## Your task
Pull out every line containing the string "base".

## Dataset
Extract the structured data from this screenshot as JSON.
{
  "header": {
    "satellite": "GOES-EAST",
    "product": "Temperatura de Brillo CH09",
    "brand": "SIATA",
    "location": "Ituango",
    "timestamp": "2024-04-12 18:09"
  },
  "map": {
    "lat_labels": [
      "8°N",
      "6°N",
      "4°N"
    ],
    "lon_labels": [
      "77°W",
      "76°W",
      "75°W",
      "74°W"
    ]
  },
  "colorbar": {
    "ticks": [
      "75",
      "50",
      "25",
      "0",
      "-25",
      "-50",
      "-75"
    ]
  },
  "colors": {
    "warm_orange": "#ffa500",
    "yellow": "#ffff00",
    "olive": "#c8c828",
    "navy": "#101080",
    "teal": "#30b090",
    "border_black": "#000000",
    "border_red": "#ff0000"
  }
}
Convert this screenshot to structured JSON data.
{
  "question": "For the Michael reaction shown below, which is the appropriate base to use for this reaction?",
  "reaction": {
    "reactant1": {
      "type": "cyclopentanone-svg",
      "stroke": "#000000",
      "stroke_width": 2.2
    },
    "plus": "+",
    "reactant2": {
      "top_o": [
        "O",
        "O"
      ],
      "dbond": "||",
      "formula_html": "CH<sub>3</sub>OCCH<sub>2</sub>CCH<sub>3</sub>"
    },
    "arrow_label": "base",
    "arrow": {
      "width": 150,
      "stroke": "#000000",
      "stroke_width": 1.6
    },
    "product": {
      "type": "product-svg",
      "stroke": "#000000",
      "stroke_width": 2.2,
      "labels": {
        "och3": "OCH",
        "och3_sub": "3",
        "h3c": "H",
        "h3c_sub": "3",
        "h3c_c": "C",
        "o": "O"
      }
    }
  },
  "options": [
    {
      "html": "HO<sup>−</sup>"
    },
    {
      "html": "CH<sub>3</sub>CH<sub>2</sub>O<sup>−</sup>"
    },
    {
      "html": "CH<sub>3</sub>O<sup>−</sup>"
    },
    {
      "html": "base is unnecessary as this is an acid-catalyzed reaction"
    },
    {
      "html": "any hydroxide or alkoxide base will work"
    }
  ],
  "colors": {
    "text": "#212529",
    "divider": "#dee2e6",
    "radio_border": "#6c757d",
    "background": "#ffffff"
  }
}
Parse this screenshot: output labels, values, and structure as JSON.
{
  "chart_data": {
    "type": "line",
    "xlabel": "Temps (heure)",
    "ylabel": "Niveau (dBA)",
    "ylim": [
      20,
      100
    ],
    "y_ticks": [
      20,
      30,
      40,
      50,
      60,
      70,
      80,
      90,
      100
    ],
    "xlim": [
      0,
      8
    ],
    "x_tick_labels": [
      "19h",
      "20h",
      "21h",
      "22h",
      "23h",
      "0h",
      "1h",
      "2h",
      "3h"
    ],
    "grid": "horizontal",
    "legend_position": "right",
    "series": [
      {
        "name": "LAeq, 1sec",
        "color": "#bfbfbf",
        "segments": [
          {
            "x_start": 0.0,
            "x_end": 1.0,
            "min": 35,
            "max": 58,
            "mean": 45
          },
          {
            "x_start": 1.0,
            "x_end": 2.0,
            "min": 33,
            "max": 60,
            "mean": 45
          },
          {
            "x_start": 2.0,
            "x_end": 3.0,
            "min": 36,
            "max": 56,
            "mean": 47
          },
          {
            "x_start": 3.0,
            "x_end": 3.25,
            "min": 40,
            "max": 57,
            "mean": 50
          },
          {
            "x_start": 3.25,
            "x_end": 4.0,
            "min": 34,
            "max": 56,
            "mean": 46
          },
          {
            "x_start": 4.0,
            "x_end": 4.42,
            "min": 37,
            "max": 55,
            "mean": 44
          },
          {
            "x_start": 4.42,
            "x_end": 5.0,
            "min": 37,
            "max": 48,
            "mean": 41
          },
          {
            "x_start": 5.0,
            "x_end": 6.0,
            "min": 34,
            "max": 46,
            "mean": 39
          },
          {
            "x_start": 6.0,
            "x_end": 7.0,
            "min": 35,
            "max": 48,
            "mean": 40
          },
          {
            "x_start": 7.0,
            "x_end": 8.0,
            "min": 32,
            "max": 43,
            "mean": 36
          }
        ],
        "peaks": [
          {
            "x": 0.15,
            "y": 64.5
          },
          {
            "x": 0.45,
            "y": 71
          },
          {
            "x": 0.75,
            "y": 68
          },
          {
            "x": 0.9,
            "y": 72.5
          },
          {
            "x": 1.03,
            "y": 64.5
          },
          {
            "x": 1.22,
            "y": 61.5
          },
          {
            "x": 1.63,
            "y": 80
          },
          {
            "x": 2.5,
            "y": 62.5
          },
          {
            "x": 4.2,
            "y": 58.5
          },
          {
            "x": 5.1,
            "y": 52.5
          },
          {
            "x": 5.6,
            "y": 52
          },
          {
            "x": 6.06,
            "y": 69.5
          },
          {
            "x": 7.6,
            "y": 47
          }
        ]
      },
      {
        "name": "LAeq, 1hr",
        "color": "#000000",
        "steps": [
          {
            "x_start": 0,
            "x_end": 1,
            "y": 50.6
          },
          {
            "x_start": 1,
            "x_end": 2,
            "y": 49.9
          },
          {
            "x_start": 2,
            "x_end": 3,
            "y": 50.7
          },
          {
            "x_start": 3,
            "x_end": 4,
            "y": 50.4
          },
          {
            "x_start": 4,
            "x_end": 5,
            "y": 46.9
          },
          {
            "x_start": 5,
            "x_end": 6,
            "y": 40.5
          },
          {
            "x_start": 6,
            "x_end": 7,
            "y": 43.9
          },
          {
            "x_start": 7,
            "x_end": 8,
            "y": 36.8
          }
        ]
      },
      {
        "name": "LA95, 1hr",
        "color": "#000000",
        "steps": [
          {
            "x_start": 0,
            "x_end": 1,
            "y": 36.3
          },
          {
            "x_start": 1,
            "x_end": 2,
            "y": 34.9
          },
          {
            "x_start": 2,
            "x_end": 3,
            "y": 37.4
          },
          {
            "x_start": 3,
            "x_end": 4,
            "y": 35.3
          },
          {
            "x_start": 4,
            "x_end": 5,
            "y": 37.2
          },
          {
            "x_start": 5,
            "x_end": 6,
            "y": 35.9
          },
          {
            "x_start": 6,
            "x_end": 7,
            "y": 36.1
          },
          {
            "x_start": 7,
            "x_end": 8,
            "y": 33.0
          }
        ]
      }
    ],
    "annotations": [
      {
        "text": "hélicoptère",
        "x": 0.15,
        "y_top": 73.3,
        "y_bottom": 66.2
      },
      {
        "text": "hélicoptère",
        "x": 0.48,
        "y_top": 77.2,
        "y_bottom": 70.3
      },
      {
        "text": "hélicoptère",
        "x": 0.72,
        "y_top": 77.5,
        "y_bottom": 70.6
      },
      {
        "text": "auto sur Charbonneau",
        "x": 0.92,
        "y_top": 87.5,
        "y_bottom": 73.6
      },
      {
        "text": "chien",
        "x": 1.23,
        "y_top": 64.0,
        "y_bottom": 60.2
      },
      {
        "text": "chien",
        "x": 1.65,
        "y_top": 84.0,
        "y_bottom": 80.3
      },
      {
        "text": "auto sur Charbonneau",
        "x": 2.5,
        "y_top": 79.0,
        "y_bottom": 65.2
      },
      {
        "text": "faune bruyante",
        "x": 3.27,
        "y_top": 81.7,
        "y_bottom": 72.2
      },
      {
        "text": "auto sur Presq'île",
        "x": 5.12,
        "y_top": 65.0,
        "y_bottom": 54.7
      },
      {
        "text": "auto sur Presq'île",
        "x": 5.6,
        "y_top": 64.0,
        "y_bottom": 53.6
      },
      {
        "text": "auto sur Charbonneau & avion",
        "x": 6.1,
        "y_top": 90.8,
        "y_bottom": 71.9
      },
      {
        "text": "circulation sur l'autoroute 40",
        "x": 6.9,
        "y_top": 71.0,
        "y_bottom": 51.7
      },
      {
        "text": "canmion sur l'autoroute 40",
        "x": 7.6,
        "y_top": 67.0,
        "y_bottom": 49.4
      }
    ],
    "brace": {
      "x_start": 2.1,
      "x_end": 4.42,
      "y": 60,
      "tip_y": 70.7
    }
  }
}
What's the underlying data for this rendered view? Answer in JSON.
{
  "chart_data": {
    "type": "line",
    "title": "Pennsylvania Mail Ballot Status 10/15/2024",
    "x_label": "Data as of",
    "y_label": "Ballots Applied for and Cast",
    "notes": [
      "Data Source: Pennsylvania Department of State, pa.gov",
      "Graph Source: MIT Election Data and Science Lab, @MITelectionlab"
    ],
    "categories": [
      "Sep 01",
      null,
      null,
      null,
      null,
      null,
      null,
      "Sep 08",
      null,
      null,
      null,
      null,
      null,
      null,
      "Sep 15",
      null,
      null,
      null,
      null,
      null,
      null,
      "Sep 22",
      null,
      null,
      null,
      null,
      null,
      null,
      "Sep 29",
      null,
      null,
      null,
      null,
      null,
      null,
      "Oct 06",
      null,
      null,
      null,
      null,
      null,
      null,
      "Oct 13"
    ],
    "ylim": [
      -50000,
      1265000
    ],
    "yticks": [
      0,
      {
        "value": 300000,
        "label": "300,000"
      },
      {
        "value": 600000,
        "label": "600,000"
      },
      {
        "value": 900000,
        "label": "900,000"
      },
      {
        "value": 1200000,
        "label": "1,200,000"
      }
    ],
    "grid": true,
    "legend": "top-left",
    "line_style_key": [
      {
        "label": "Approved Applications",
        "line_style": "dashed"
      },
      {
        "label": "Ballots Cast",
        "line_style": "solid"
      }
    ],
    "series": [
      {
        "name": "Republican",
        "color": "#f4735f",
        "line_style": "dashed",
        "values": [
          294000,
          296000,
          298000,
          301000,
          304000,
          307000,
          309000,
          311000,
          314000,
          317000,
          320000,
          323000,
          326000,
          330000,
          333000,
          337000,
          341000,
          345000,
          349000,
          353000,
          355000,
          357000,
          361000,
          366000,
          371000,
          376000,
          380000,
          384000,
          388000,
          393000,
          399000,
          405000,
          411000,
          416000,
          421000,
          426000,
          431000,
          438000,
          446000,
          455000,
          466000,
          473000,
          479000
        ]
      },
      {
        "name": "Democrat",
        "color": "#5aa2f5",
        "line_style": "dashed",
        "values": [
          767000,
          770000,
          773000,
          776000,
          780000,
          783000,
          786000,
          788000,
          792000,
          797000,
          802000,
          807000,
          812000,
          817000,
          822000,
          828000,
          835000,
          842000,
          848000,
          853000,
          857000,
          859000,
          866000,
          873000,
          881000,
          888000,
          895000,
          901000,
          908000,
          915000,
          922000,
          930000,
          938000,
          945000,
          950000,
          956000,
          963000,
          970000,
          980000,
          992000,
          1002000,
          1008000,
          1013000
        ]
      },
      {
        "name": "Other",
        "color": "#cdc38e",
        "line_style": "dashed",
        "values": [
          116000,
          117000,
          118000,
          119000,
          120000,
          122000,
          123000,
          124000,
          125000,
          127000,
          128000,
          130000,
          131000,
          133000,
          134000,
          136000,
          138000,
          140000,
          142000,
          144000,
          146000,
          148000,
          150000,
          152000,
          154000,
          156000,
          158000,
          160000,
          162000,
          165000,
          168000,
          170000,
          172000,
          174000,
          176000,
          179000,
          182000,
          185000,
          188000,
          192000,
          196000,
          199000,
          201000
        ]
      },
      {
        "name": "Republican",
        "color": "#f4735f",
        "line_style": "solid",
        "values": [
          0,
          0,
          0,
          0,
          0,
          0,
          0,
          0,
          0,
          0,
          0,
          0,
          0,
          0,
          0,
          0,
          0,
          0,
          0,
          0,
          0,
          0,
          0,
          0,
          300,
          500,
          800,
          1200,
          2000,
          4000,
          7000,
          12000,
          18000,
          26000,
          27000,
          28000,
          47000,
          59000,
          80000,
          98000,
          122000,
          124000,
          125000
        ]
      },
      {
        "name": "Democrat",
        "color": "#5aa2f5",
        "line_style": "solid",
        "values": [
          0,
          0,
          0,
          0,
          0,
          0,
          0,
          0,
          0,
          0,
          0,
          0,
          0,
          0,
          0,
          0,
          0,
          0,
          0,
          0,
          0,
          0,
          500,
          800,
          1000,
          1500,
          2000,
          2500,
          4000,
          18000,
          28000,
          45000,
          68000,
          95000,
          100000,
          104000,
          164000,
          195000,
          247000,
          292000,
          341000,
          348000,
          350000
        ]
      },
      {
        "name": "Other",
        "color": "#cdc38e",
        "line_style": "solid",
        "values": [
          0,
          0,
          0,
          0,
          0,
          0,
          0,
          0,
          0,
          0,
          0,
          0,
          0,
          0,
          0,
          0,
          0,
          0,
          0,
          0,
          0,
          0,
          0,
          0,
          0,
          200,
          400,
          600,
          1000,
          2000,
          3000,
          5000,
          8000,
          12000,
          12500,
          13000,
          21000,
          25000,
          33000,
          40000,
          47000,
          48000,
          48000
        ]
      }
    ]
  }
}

## Expected output
  "question": "For the Michael reaction shown below, which is the appropriate base to use for this reaction?",
    "arrow_label": "base",
      "html": "base is unnecessary as this is an acid-catalyzed reaction"
      "html": "any hydroxide or alkoxide base will work"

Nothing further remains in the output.